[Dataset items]
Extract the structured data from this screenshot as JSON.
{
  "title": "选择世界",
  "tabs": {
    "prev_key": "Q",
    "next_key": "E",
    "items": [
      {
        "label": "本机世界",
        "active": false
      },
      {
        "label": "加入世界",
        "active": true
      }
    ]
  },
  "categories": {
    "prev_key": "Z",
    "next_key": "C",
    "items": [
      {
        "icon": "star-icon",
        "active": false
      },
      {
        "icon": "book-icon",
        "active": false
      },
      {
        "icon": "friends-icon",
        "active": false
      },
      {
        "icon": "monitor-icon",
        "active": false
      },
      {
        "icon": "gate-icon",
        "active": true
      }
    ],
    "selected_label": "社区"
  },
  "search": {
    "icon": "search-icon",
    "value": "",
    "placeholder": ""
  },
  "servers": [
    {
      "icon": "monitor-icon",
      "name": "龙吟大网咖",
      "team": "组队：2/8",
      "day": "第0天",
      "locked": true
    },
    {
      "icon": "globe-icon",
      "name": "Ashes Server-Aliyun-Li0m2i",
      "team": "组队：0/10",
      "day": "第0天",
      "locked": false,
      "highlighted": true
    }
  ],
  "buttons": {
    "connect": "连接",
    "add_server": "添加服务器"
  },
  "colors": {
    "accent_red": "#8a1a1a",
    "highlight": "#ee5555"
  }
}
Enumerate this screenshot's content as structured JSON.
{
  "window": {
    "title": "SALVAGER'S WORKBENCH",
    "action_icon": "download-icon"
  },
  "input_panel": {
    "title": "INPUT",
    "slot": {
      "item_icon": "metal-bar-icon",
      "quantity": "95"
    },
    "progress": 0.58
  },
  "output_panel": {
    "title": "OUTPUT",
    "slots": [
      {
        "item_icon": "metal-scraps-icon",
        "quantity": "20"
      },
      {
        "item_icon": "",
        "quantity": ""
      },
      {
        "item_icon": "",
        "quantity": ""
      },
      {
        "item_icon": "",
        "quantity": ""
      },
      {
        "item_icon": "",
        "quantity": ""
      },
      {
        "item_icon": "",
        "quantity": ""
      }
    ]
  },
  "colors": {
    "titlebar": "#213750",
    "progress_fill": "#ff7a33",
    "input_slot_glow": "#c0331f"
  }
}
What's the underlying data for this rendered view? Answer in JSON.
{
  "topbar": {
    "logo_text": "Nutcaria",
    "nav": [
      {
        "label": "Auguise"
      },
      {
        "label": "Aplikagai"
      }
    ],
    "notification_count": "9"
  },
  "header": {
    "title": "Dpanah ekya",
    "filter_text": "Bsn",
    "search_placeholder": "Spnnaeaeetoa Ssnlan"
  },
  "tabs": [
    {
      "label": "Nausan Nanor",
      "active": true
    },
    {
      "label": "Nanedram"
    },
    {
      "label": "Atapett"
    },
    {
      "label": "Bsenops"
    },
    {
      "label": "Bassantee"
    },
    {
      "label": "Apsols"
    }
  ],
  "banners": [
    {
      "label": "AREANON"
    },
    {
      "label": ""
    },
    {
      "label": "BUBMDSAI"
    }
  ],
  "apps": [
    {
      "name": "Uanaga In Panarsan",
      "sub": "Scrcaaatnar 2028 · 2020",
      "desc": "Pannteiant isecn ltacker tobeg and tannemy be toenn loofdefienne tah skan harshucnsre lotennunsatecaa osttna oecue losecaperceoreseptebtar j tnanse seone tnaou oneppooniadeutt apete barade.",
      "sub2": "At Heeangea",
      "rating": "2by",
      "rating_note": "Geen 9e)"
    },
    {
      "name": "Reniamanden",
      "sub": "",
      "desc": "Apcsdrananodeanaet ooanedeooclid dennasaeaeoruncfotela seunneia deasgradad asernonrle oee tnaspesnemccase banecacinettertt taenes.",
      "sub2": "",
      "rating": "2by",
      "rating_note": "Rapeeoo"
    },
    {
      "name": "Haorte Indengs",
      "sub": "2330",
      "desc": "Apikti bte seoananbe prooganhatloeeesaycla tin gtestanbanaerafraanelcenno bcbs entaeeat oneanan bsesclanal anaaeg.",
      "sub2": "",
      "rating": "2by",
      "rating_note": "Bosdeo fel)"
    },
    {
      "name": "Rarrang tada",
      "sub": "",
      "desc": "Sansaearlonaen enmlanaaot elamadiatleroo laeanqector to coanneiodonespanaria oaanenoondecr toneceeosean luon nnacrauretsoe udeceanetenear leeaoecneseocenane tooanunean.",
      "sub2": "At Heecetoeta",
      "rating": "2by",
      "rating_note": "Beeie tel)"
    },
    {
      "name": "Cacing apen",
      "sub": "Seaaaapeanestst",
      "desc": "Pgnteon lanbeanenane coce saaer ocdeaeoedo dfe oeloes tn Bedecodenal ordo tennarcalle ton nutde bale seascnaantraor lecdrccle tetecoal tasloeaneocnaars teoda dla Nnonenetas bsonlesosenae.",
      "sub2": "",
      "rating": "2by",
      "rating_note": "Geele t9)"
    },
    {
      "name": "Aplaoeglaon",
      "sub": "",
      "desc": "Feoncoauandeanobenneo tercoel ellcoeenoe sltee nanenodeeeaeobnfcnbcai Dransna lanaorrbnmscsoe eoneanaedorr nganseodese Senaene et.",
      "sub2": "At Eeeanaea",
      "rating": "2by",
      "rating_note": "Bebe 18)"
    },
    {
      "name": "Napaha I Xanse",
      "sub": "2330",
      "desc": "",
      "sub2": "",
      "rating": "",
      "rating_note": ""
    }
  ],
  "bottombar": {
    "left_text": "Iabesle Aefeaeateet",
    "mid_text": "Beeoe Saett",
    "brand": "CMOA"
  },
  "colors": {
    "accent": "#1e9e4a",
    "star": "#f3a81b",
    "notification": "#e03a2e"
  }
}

### Problem details
Repeat the records exactly, including every line.

### Exercise result
Extract the structured data from this screenshot as JSON.
{
  "title": "选择世界",
  "tabs": {
    "prev_key": "Q",
    "next_key": "E",
    "items": [
      {
        "label": "本机世界",
        "active": false
      },
      {
        "label": "加入世界",
        "active": true
      }
    ]
  },
  "categories": {
    "prev_key": "Z",
    "next_key": "C",
    "items": [
      {
        "icon": "star-icon",
        "active": false
      },
      {
        "icon": "book-icon",
        "active": false
      },
      {
        "icon": "friends-icon",
        "active": false
      },
      {
        "icon": "monitor-icon",
        "active": false
      },
      {
        "icon": "gate-icon",
        "active": true
      }
    ],
    "selected_label": "社区"
  },
  "search": {
    "icon": "search-icon",
    "value": "",
    "placeholder": ""
  },
  "servers": [
    {
      "icon": "monitor-icon",
      "name": "龙吟大网咖",
      "team": "组队：2/8",
      "day": "第0天",
      "locked": true
    },
    {
      "icon": "globe-icon",
      "name": "Ashes Server-Aliyun-Li0m2i",
      "team": "组队：0/10",
      "day": "第0天",
      "locked": false,
      "highlighted": true
    }
  ],
  "buttons": {
    "connect": "连接",
    "add_server": "添加服务器"
  },
  "colors": {
    "accent_red": "#8a1a1a",
    "highlight": "#ee5555"
  }
}
Enumerate this screenshot's content as structured JSON.
{
  "window": {
    "title": "SALVAGER'S WORKBENCH",
    "action_icon": "download-icon"
  },
  "input_panel": {
    "title": "INPUT",
    "slot": {
      "item_icon": "metal-bar-icon",
      "quantity": "95"
    },
    "progress": 0.58
  },
  "output_panel": {
    "title": "OUTPUT",
    "slots": [
      {
        "item_icon": "metal-scraps-icon",
        "quantity": "20"
      },
      {
        "item_icon": "",
        "quantity": ""
      },
      {
        "item_icon": "",
        "quantity": ""
      },
      {
        "item_icon": "",
        "quantity": ""
      },
      {
        "item_icon": "",
        "quantity": ""
      },
      {
        "item_icon": "",
        "quantity": ""
      }
    ]
  },
  "colors": {
    "titlebar": "#213750",
    "progress_fill": "#ff7a33",
    "input_slot_glow": "#c0331f"
  }
}
What's the underlying data for this rendered view? Answer in JSON.
{
  "topbar": {
    "logo_text": "Nutcaria",
    "nav": [
      {
        "label": "Auguise"
      },
      {
        "label": "Aplikagai"
      }
    ],
    "notification_count": "9"
  },
  "header": {
    "title": "Dpanah ekya",
    "filter_text": "Bsn",
    "search_placeholder": "Spnnaeaeetoa Ssnlan"
  },
  "tabs": [
    {
      "label": "Nausan Nanor",
      "active": true
    },
    {
      "label": "Nanedram"
    },
    {
      "label": "Atapett"
    },
    {
      "label": "Bsenops"
    },
    {
      "label": "Bassantee"
    },
    {
      "label": "Apsols"
    }
  ],
  "banners": [
    {
      "label": "AREANON"
    },
    {
      "label": ""
    },
    {
      "label": "BUBMDSAI"
    }
  ],
  "apps": [
    {
      "name": "Uanaga In Panarsan",
      "sub": "Scrcaaatnar 2028 · 2020",
      "desc": "Pannteiant isecn ltacker tobeg and tannemy be toenn loofdefienne tah skan harshucnsre lotennunsatecaa osttna oecue losecaperceoreseptebtar j tnanse seone tnaou oneppooniadeutt apete barade.",
      "sub2": "At Heeangea",
      "rating": "2by",
      "rating_note": "Geen 9e)"
    },
    {
      "name": "Reniamanden",
      "sub": "",
      "desc": "Apcsdrananodeanaet ooanedeooclid dennasaeaeoruncfotela seunneia deasgradad asernonrle oee tnaspesnemccase banecacinettertt taenes.",
      "sub2": "",
      "rating": "2by",
      "rating_note": "Rapeeoo"
    },
    {
      "name": "Haorte Indengs",
      "sub": "2330",
      "desc": "Apikti bte seoananbe prooganhatloeeesaycla tin gtestanbanaerafraanelcenno bcbs entaeeat oneanan bsesclanal anaaeg.",
      "sub2": "",
      "rating": "2by",
      "rating_note": "Bosdeo fel)"
    },
    {
      "name": "Rarrang tada",
      "sub": "",
      "desc": "Sansaearlonaen enmlanaaot elamadiatleroo laeanqector to coanneiodonespanaria oaanenoondecr toneceeosean luon nnacrauretsoe udeceanetenear leeaoecneseocenane tooanunean.",
      "sub2": "At Heecetoeta",
      "rating": "2by",
      "rating_note": "Beeie tel)"
    },
    {
      "name": "Cacing apen",
      "sub": "Seaaaapeanestst",
      "desc": "Pgnteon lanbeanenane coce saaer ocdeaeoedo dfe oeloes tn Bedecodenal ordo tennarcalle ton nutde bale seascnaantraor lecdrccle tetecoal tasloeaneocnaars teoda dla Nnonenetas bsonlesosenae.",
      "sub2": "",
      "rating": "2by",
      "rating_note": "Geele t9)"
    },
    {
      "name": "Aplaoeglaon",
      "sub": "",
      "desc": "Feoncoauandeanobenneo tercoel ellcoeenoe sltee nanenodeeeaeobnfcnbcai Dransna lanaorrbnmscsoe eoneanaedorr nganseodese Senaene et.",
      "sub2": "At Eeeanaea",
      "rating": "2by",
      "rating_note": "Bebe 18)"
    },
    {
      "name": "Napaha I Xanse",
      "sub": "2330",
      "desc": "",
      "sub2": "",
      "rating": "",
      "rating_note": ""
    }
  ],
  "bottombar": {
    "left_text": "Iabesle Aefeaeateet",
    "mid_text": "Beeoe Saett",
    "brand": "CMOA"
  },
  "colors": {
    "accent": "#1e9e4a",
    "star": "#f3a81b",
    "notification": "#e03a2e"
  }
}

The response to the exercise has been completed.